STATED TASK
Copy out each line that includes the word "icon".

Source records
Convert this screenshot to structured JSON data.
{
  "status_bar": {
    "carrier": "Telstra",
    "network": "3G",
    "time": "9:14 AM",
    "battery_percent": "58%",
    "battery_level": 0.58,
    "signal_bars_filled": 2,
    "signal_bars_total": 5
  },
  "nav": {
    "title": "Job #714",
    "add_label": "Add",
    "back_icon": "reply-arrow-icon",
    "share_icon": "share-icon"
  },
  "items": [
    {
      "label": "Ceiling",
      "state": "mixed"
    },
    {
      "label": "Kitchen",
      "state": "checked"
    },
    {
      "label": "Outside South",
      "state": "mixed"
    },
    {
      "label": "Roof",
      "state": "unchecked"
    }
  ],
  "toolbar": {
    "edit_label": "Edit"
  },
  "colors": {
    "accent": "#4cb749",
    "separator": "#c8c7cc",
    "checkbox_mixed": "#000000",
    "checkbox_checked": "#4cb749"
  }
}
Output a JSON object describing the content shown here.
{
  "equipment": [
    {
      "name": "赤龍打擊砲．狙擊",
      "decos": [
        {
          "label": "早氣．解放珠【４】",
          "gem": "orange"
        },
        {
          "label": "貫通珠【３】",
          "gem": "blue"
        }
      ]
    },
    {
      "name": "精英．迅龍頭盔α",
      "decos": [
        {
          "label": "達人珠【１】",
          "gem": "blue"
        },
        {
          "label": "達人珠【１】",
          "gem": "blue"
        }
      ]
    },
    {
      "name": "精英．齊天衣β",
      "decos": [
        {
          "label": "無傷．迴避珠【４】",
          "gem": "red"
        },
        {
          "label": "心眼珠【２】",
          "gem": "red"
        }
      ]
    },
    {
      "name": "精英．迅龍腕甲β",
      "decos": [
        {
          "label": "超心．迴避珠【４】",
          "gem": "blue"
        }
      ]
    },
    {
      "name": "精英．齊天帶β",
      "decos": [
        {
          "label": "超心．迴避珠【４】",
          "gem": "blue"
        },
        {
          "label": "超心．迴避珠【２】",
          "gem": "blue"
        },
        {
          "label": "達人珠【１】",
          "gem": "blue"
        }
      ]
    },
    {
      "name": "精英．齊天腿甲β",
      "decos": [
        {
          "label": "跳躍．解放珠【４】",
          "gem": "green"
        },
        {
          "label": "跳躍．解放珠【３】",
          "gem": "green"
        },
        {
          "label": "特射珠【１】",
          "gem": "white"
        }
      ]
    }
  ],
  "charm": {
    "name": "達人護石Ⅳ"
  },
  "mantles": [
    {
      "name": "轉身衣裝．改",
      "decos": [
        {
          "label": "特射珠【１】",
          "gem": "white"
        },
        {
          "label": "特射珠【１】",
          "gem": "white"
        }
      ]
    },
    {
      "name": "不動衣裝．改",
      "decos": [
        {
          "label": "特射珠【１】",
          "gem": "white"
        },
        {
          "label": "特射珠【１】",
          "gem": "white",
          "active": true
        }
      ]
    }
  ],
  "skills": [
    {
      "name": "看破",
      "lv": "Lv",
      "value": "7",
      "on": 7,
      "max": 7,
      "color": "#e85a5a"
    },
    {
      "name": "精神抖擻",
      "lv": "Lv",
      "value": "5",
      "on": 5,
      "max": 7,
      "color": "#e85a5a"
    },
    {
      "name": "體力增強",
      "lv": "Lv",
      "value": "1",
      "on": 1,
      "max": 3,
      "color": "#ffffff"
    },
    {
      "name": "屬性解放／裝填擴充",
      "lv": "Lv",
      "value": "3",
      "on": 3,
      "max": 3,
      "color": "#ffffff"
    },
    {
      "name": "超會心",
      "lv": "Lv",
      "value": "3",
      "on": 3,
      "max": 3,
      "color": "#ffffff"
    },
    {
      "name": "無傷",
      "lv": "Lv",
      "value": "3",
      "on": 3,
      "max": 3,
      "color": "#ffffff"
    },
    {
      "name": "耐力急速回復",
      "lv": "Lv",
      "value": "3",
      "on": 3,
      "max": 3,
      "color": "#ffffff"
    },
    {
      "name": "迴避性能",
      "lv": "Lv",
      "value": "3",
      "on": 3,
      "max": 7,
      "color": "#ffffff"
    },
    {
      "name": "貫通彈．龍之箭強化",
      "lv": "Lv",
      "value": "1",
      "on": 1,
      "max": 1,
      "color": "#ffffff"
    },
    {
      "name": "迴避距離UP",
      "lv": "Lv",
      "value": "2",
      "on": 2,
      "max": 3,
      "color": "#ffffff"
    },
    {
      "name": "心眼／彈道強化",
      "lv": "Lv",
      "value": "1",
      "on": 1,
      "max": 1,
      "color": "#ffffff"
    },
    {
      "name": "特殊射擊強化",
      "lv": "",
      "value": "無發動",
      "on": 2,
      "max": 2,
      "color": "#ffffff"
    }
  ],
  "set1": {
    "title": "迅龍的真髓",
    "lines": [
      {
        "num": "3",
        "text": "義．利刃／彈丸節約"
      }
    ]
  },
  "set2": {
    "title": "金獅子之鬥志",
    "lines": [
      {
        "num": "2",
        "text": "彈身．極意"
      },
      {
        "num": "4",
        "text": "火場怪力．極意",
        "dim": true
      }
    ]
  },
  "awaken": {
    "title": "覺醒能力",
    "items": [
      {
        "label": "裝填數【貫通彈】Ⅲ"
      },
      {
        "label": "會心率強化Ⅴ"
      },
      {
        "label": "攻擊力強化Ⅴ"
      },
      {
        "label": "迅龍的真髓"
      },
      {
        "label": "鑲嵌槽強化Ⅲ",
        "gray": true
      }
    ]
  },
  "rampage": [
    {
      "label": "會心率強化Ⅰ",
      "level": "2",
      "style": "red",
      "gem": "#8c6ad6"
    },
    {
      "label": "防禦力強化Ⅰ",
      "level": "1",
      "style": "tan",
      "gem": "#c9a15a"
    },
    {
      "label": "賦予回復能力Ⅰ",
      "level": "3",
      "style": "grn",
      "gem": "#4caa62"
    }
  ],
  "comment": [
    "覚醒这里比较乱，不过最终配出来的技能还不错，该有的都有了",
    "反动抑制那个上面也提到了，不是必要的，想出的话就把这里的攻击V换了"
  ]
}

EXPECTED OUTPUT
    "back_icon": "reply-arrow-icon",
    "share_icon": "share-icon"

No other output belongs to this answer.